» EXERCISE TASK
Print all of the data exactly.

--- start DATA FOR THE TASK ---

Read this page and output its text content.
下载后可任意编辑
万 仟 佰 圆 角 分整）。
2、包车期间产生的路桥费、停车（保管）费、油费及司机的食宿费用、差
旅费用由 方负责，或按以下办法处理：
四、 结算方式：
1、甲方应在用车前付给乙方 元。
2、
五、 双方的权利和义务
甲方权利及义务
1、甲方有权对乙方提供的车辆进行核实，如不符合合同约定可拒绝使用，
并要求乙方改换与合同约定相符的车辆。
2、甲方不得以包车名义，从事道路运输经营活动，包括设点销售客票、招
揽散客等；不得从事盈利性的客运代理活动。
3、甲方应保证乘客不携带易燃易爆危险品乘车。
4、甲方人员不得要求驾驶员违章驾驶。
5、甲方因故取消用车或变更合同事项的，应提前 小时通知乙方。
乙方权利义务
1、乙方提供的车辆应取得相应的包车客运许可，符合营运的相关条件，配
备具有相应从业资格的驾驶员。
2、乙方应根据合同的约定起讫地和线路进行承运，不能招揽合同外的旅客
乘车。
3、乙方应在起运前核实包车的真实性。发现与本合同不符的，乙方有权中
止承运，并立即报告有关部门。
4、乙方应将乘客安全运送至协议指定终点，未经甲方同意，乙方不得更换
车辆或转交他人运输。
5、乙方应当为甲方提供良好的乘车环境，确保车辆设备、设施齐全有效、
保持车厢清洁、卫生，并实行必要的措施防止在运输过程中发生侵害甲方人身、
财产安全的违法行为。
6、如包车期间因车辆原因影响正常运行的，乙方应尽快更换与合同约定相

--- end DATA FOR THE TASK ---

» RESPONSE TO THE TASK
Read this page and output its text content.
下载后可任意编辑
万 仟 佰 圆 角 分整）。
2、包车期间产生的路桥费、停车（保管）费、油费及司机的食宿费用、差
旅费用由 方负责，或按以下办法处理：
四、 结算方式：
1、甲方应在用车前付给乙方 元。
2、
五、 双方的权利和义务
甲方权利及义务
1、甲方有权对乙方提供的车辆进行核实，如不符合合同约定可拒绝使用，
并要求乙方改换与合同约定相符的车辆。
2、甲方不得以包车名义，从事道路运输经营活动，包括设点销售客票、招
揽散客等；不得从事盈利性的客运代理活动。
3、甲方应保证乘客不携带易燃易爆危险品乘车。
4、甲方人员不得要求驾驶员违章驾驶。
5、甲方因故取消用车或变更合同事项的，应提前 小时通知乙方。
乙方权利义务
1、乙方提供的车辆应取得相应的包车客运许可，符合营运的相关条件，配
备具有相应从业资格的驾驶员。
2、乙方应根据合同的约定起讫地和线路进行承运，不能招揽合同外的旅客
乘车。
3、乙方应在起运前核实包车的真实性。发现与本合同不符的，乙方有权中
止承运，并立即报告有关部门。
4、乙方应将乘客安全运送至协议指定终点，未经甲方同意，乙方不得更换
车辆或转交他人运输。
5、乙方应当为甲方提供良好的乘车环境，确保车辆设备、设施齐全有效、
保持车厢清洁、卫生，并实行必要的措施防止在运输过程中发生侵害甲方人身、
财产安全的违法行为。
6、如包车期间因车辆原因影响正常运行的，乙方应尽快更换与合同约定相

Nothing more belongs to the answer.